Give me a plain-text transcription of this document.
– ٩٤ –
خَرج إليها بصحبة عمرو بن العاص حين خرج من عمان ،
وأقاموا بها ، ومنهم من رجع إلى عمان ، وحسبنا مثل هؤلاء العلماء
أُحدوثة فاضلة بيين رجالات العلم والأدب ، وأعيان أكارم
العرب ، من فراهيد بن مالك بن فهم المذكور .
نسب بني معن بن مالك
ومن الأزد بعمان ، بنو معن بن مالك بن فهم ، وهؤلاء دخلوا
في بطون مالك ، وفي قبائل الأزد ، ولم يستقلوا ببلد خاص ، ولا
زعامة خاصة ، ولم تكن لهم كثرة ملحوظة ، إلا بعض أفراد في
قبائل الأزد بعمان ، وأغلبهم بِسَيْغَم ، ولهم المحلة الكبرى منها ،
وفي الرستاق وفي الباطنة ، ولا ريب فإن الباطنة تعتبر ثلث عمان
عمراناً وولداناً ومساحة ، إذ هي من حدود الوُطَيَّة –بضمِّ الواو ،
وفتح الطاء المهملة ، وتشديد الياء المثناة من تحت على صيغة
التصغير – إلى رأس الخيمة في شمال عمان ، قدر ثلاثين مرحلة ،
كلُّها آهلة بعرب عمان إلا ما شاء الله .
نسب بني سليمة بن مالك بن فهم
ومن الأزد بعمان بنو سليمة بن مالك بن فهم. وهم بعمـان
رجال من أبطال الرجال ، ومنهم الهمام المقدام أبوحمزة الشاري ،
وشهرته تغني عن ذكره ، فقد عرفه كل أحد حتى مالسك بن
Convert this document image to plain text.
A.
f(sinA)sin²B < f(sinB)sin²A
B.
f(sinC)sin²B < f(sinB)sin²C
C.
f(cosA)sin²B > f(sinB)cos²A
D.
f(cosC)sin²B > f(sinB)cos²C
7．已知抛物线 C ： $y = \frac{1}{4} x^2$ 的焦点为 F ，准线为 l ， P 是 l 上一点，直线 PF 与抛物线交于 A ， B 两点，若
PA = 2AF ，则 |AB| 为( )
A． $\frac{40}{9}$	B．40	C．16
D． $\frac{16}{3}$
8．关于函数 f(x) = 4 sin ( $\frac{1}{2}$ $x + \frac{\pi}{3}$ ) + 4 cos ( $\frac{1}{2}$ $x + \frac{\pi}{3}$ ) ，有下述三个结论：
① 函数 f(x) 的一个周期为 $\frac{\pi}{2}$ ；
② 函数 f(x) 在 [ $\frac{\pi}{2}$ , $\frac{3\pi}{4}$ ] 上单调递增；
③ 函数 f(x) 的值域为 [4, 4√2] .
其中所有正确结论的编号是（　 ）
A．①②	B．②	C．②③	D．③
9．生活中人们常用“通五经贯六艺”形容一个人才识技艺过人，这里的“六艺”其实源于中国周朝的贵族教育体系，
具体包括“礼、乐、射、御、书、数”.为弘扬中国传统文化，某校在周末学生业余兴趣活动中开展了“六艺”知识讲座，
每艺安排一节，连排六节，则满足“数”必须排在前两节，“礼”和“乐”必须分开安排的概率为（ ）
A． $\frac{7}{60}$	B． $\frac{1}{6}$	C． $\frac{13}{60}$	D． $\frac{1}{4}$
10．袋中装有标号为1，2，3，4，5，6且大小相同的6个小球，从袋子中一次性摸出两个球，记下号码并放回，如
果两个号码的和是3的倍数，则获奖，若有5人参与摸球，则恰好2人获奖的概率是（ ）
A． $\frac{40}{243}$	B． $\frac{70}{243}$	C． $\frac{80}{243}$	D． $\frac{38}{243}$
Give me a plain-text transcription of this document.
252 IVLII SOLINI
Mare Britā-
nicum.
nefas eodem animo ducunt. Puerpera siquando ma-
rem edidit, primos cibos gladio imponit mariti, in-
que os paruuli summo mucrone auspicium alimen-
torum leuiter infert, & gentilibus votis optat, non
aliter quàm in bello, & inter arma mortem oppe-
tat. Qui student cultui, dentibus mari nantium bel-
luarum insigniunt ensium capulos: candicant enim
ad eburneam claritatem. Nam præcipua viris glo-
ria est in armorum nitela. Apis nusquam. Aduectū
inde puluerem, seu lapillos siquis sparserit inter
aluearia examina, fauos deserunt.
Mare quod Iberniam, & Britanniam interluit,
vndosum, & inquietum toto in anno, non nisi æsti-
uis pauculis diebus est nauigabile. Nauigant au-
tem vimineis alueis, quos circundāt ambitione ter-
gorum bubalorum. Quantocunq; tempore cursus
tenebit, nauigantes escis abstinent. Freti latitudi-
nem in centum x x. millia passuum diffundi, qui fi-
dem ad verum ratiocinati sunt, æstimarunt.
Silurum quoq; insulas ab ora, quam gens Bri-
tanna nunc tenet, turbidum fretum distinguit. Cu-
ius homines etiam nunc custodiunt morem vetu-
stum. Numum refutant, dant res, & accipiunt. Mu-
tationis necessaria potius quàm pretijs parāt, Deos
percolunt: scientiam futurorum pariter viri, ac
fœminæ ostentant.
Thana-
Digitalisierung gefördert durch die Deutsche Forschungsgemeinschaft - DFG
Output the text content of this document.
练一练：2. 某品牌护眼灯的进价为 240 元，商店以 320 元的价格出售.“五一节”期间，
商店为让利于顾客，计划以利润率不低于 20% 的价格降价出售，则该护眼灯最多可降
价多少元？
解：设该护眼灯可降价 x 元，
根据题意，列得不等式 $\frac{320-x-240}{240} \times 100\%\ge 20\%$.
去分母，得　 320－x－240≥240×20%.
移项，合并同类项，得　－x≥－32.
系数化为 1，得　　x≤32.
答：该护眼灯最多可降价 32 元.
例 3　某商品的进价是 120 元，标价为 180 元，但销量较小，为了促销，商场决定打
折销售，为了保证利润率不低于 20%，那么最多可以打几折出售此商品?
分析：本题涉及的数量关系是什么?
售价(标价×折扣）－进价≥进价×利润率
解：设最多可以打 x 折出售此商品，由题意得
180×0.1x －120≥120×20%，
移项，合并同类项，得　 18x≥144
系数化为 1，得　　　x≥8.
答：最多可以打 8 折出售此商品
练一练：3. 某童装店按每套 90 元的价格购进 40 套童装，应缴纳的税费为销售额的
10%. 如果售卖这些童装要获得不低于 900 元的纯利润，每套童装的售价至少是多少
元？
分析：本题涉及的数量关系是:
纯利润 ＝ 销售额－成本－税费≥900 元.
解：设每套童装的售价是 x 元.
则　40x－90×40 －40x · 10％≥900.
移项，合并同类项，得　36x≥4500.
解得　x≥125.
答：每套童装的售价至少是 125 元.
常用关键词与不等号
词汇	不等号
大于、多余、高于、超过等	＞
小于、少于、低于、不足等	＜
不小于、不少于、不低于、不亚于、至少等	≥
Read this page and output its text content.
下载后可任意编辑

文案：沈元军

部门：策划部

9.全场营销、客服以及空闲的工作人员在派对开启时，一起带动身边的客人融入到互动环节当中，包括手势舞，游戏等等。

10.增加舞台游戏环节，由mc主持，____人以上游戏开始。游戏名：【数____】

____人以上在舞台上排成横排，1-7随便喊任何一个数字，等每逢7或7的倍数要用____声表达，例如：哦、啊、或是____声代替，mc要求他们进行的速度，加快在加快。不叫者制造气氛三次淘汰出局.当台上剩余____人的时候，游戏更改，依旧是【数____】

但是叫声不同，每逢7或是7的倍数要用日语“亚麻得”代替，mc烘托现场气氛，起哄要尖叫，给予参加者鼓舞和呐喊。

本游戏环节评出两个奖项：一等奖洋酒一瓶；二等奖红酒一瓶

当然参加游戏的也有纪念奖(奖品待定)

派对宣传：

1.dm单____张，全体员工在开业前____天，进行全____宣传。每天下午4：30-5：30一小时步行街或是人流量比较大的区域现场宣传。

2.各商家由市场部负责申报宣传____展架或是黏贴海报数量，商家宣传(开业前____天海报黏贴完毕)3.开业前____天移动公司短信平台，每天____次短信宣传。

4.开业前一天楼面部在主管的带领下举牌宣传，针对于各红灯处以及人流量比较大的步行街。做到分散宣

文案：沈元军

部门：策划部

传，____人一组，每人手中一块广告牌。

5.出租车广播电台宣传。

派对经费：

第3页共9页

§ **Requirements**:
In the records above, return only the line that contains "Read this page and output its text content." and every line after it through the last, exactly as they appear.

§ **Result of this task**:
Read this page and output its text content.
下载后可任意编辑

文案：沈元军

部门：策划部

9.全场营销、客服以及空闲的工作人员在派对开启时，一起带动身边的客人融入到互动环节当中，包括手势舞，游戏等等。

10.增加舞台游戏环节，由mc主持，____人以上游戏开始。游戏名：【数____】

____人以上在舞台上排成横排，1-7随便喊任何一个数字，等每逢7或7的倍数要用____声表达，例如：哦、啊、或是____声代替，mc要求他们进行的速度，加快在加快。不叫者制造气氛三次淘汰出局.当台上剩余____人的时候，游戏更改，依旧是【数____】

但是叫声不同，每逢7或是7的倍数要用日语“亚麻得”代替，mc烘托现场气氛，起哄要尖叫，给予参加者鼓舞和呐喊。

本游戏环节评出两个奖项：一等奖洋酒一瓶；二等奖红酒一瓶

当然参加游戏的也有纪念奖(奖品待定)

派对宣传：

1.dm单____张，全体员工在开业前____天，进行全____宣传。每天下午4：30-5：30一小时步行街或是人流量比较大的区域现场宣传。

2.各商家由市场部负责申报宣传____展架或是黏贴海报数量，商家宣传(开业前____天海报黏贴完毕)3.开业前____天移动公司短信平台，每天____次短信宣传。

4.开业前一天楼面部在主管的带领下举牌宣传，针对于各红灯处以及人流量比较大的步行街。做到分散宣

文案：沈元军

部门：策划部

传，____人一组，每人手中一块广告牌。

5.出租车广播电台宣传。

派对经费：

第3页共9页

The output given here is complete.